EXERCISE PROMPT: With pictures omitted, copy exactly the lines from the one containing "Give me a plain-text" through the end of the records below.
****************
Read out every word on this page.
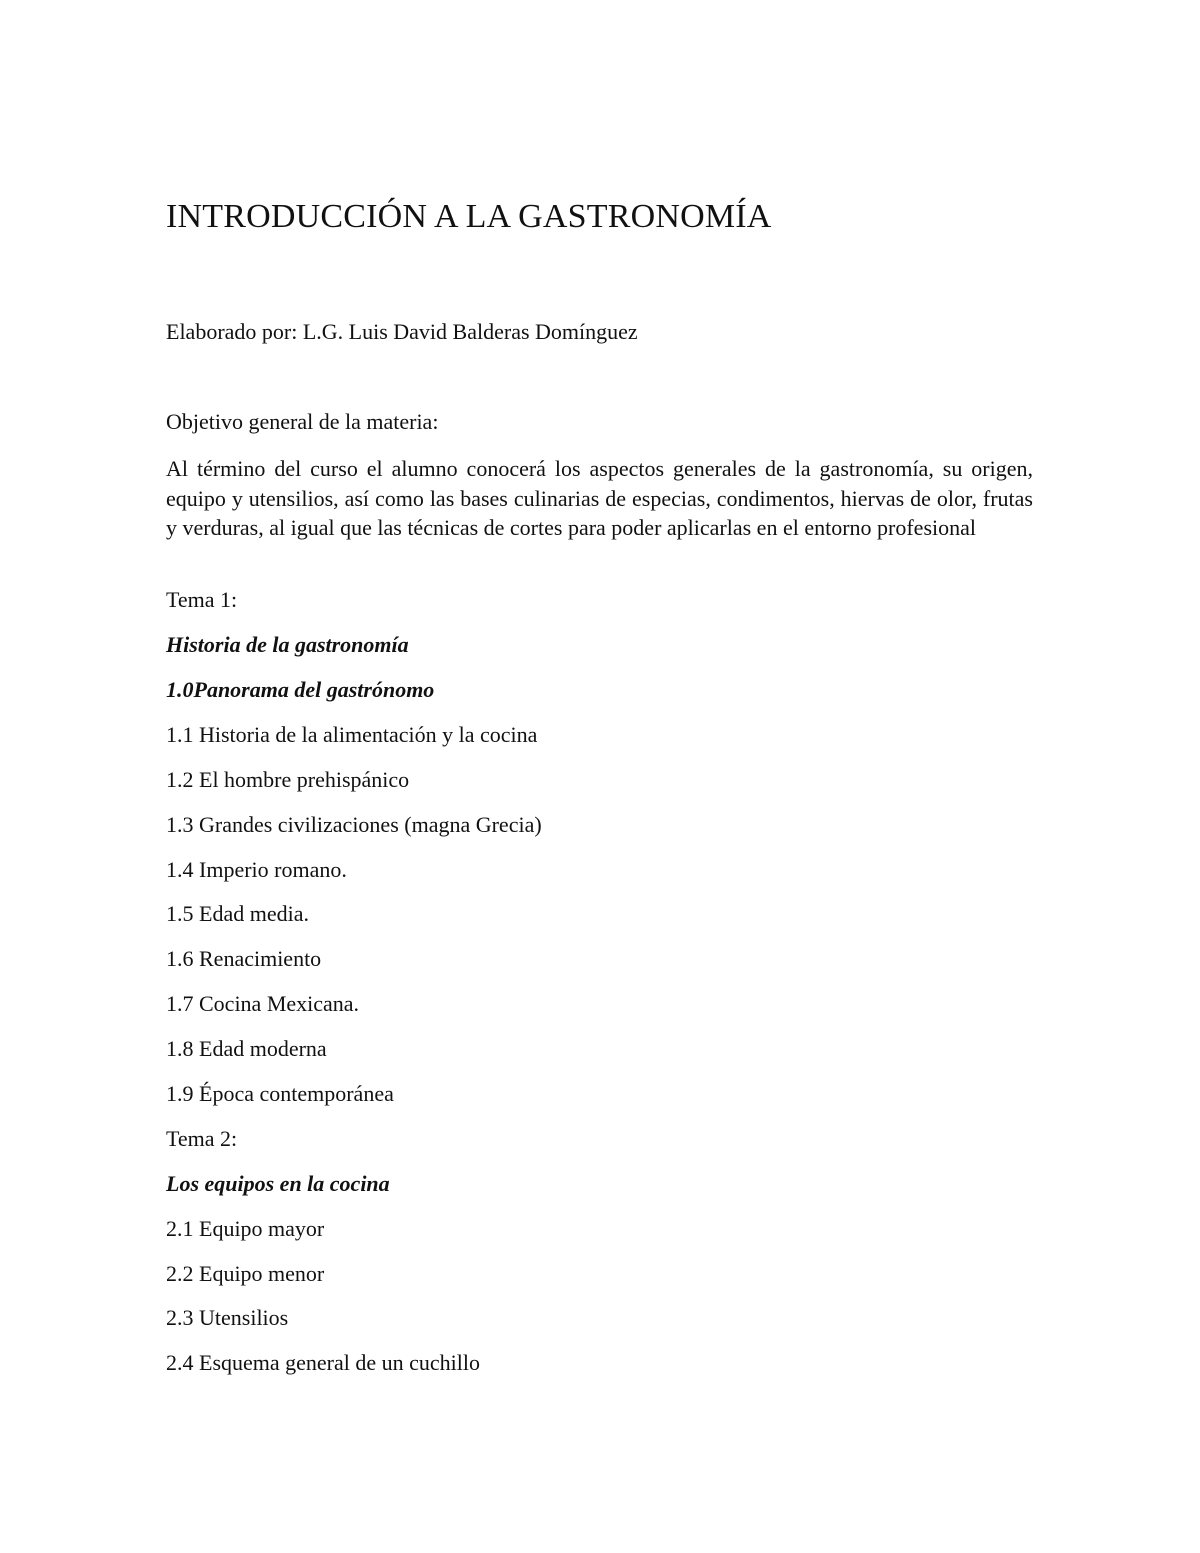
INTRODUCCIÓN A LA GASTRONOMÍA

Elaborado por: L.G. Luis David Balderas Domínguez

Objetivo general de la materia:

Al término del curso el alumno conocerá los aspectos generales de la gastronomía, su origen, equipo y utensilios, así como las bases culinarias de especias, condimentos, hiervas de olor, frutas y verduras, al igual que las técnicas de cortes para poder aplicarlas en el entorno profesional

Tema 1:

Historia de la gastronomía

1.0Panorama del gastrónomo

1.1 Historia de la alimentación y la cocina

1.2 El hombre prehispánico

1.3 Grandes civilizaciones (magna Grecia)

1.4 Imperio romano.

1.5 Edad media.

1.6 Renacimiento

1.7 Cocina Mexicana.

1.8 Edad moderna

1.9 Época contemporánea

Tema 2:

Los equipos en la cocina

2.1 Equipo mayor

2.2 Equipo menor

2.3 Utensilios

2.4 Esquema general de un cuchillo
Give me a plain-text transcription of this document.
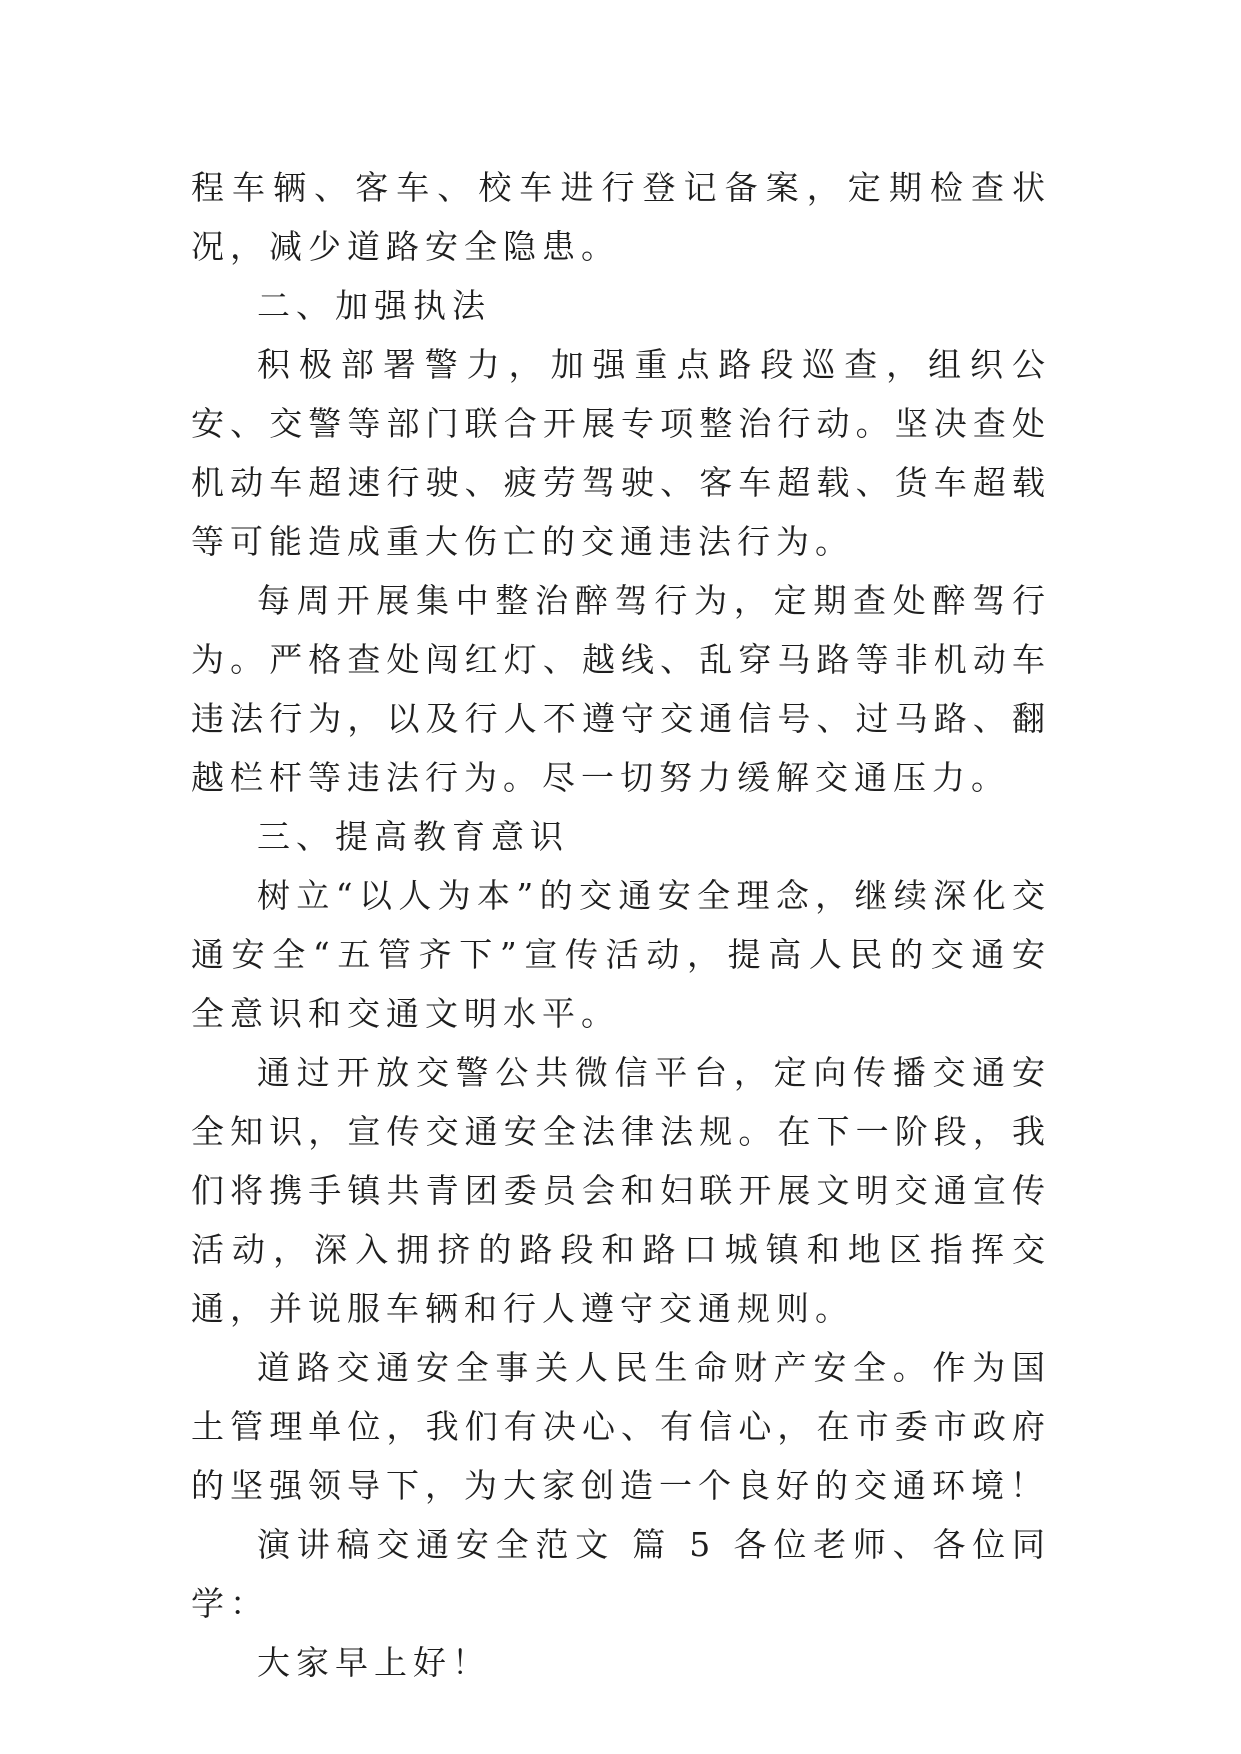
程车辆、客车、校车进行登记备案，定期检查状况，减少道路安全隐患。

二、加强执法

积极部署警力，加强重点路段巡查，组织公安、交警等部门联合开展专项整治行动。坚决查处机动车超速行驶、疲劳驾驶、客车超载、货车超载等可能造成重大伤亡的交通违法行为。

每周开展集中整治醉驾行为，定期查处醉驾行为。严格查处闯红灯、越线、乱穿马路等非机动车违法行为，以及行人不遵守交通信号、过马路、翻越栏杆等违法行为。尽一切努力缓解交通压力。

三、提高教育意识

树立“以人为本”的交通安全理念，继续深化交通安全“五管齐下”宣传活动，提高人民的交通安全意识和交通文明水平。

通过开放交警公共微信平台，定向传播交通安全知识，宣传交通安全法律法规。在下一阶段，我们将携手镇共青团委员会和妇联开展文明交通宣传活动，深入拥挤的路段和路口城镇和地区指挥交通，并说服车辆和行人遵守交通规则。

道路交通安全事关人民生命财产安全。作为国土管理单位，我们有决心、有信心，在市委市政府的坚强领导下，为大家创造一个良好的交通环境！

演讲稿交通安全范文 篇 5 各位老师、各位同学：

大家早上好！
****************
FINAL RESULT:
Give me a plain-text transcription of this document.
程车辆、客车、校车进行登记备案，定期检查状况，减少道路安全隐患。

二、加强执法

积极部署警力，加强重点路段巡查，组织公安、交警等部门联合开展专项整治行动。坚决查处机动车超速行驶、疲劳驾驶、客车超载、货车超载等可能造成重大伤亡的交通违法行为。

每周开展集中整治醉驾行为，定期查处醉驾行为。严格查处闯红灯、越线、乱穿马路等非机动车违法行为，以及行人不遵守交通信号、过马路、翻越栏杆等违法行为。尽一切努力缓解交通压力。

三、提高教育意识

树立“以人为本”的交通安全理念，继续深化交通安全“五管齐下”宣传活动，提高人民的交通安全意识和交通文明水平。

通过开放交警公共微信平台，定向传播交通安全知识，宣传交通安全法律法规。在下一阶段，我们将携手镇共青团委员会和妇联开展文明交通宣传活动，深入拥挤的路段和路口城镇和地区指挥交通，并说服车辆和行人遵守交通规则。

道路交通安全事关人民生命财产安全。作为国土管理单位，我们有决心、有信心，在市委市政府的坚强领导下，为大家创造一个良好的交通环境！

演讲稿交通安全范文 篇 5 各位老师、各位同学：

大家早上好！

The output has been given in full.